◆ **WHAT YOU WILL DO**:
Everything in the data should be repeated exactly, save for the images.

◆ **DATA LISTING**:

__________

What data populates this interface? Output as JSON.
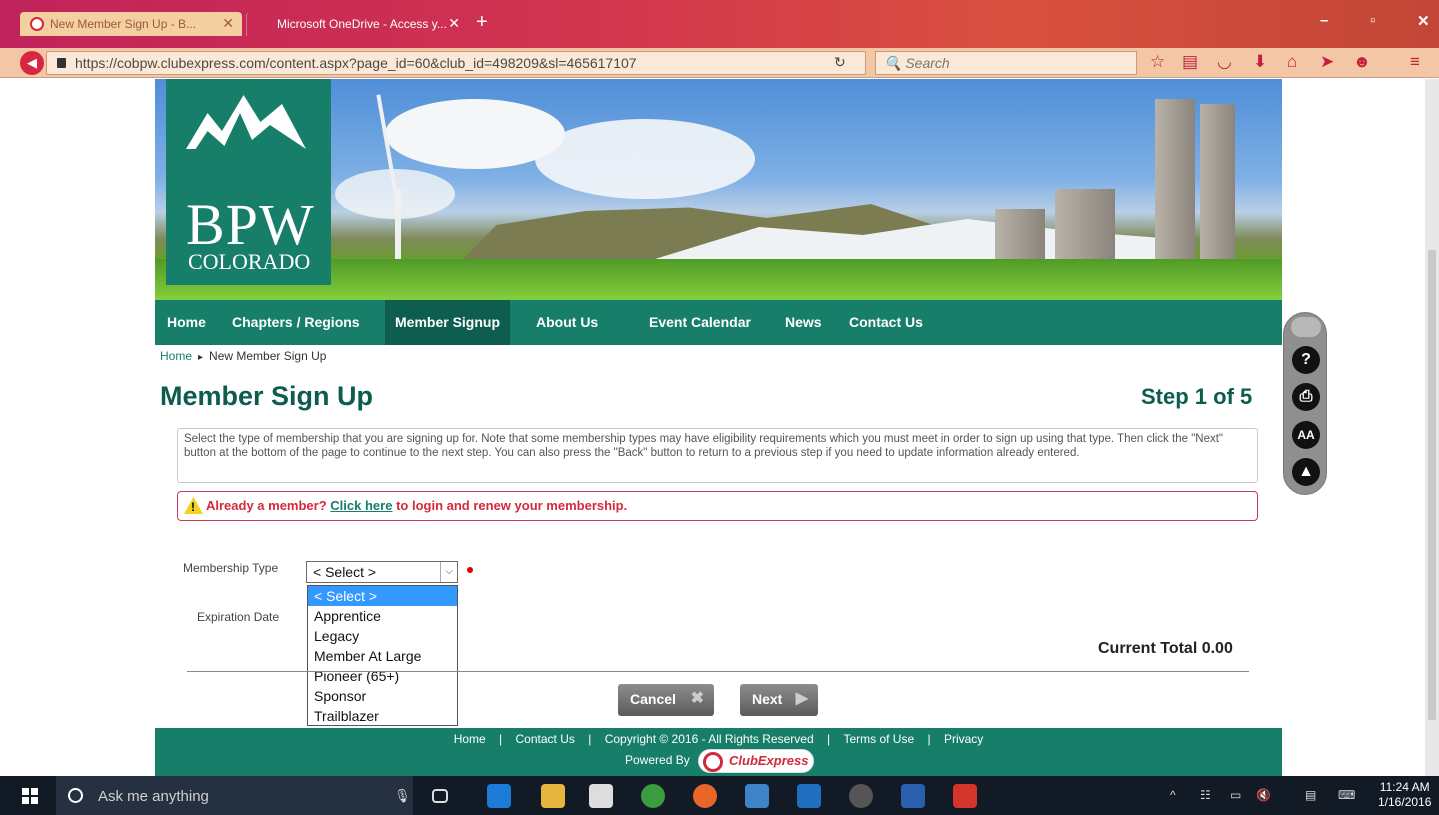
{
  "browser": {
    "tabs": [
      {
        "label": "New Member Sign Up - B...",
        "active": true
      },
      {
        "label": "Microsoft OneDrive - Access y...",
        "active": false
      }
    ],
    "url": "https://cobpw.clubexpress.com/content.aspx?page_id=60&club_id=498209&sl=465617107",
    "search_placeholder": "Search",
    "toolbar_icons": [
      "star-icon",
      "reading-list-icon",
      "pocket-icon",
      "download-icon",
      "home-icon",
      "send-icon",
      "chat-icon",
      "menu-icon"
    ]
  },
  "logo": {
    "title": "BPW",
    "subtitle": "COLORADO"
  },
  "site_nav": [
    "Home",
    "Chapters / Regions",
    "Member Signup",
    "About Us",
    "Event Calendar",
    "News",
    "Contact Us"
  ],
  "breadcrumb": {
    "home": "Home",
    "current": "New Member Sign Up"
  },
  "page": {
    "title": "Member Sign Up",
    "step": "Step 1 of 5",
    "instructions": "Select the type of membership that you are signing up for. Note that some membership types may have eligibility requirements which you must meet in order to sign up using that type. Then click the \"Next\" button at the bottom of the page to continue to the next step. You can also press the \"Back\" button to return to a previous step if you need to update information already entered.",
    "alert_prefix": "Already a member?",
    "alert_link": "Click here",
    "alert_suffix": "to login and renew your membership."
  },
  "form": {
    "membership_type_label": "Membership Type",
    "expiration_date_label": "Expiration Date",
    "selected": "< Select >",
    "options": [
      "< Select >",
      "Apprentice",
      "Legacy",
      "Member At Large",
      "Pioneer (65+)",
      "Sponsor",
      "Trailblazer"
    ],
    "current_total": "Current Total 0.00",
    "cancel": "Cancel",
    "next": "Next"
  },
  "footer": {
    "links": [
      "Home",
      "|",
      "Contact Us",
      "|",
      "Copyright © 2016 - All Rights Reserved",
      "|",
      "Terms of Use",
      "|",
      "Privacy"
    ],
    "powered_by": "Powered By",
    "brand": "ClubExpress"
  },
  "taskbar": {
    "search_text": "Ask me anything",
    "time": "11:24 AM",
    "date": "1/16/2016"
  },
  "colors": {
    "brand_green": "#177e6a",
    "title_green": "#0d5d4f",
    "alert_red": "#d42a3a"
  }
}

__________

◆ **OUTPUT OF THE EXERCISE**:
What data populates this interface? Output as JSON.
{
  "browser": {
    "tabs": [
      {
        "label": "New Member Sign Up - B...",
        "active": true
      },
      {
        "label": "Microsoft OneDrive - Access y...",
        "active": false
      }
    ],
    "url": "https://cobpw.clubexpress.com/content.aspx?page_id=60&club_id=498209&sl=465617107",
    "search_placeholder": "Search",
    "toolbar_icons": [
      "star-icon",
      "reading-list-icon",
      "pocket-icon",
      "download-icon",
      "home-icon",
      "send-icon",
      "chat-icon",
      "menu-icon"
    ]
  },
  "logo": {
    "title": "BPW",
    "subtitle": "COLORADO"
  },
  "site_nav": [
    "Home",
    "Chapters / Regions",
    "Member Signup",
    "About Us",
    "Event Calendar",
    "News",
    "Contact Us"
  ],
  "breadcrumb": {
    "home": "Home",
    "current": "New Member Sign Up"
  },
  "page": {
    "title": "Member Sign Up",
    "step": "Step 1 of 5",
    "instructions": "Select the type of membership that you are signing up for. Note that some membership types may have eligibility requirements which you must meet in order to sign up using that type. Then click the \"Next\" button at the bottom of the page to continue to the next step. You can also press the \"Back\" button to return to a previous step if you need to update information already entered.",
    "alert_prefix": "Already a member?",
    "alert_link": "Click here",
    "alert_suffix": "to login and renew your membership."
  },
  "form": {
    "membership_type_label": "Membership Type",
    "expiration_date_label": "Expiration Date",
    "selected": "< Select >",
    "options": [
      "< Select >",
      "Apprentice",
      "Legacy",
      "Member At Large",
      "Pioneer (65+)",
      "Sponsor",
      "Trailblazer"
    ],
    "current_total": "Current Total 0.00",
    "cancel": "Cancel",
    "next": "Next"
  },
  "footer": {
    "links": [
      "Home",
      "|",
      "Contact Us",
      "|",
      "Copyright © 2016 - All Rights Reserved",
      "|",
      "Terms of Use",
      "|",
      "Privacy"
    ],
    "powered_by": "Powered By",
    "brand": "ClubExpress"
  },
  "taskbar": {
    "search_text": "Ask me anything",
    "time": "11:24 AM",
    "date": "1/16/2016"
  },
  "colors": {
    "brand_green": "#177e6a",
    "title_green": "#0d5d4f",
    "alert_red": "#d42a3a"
  }
}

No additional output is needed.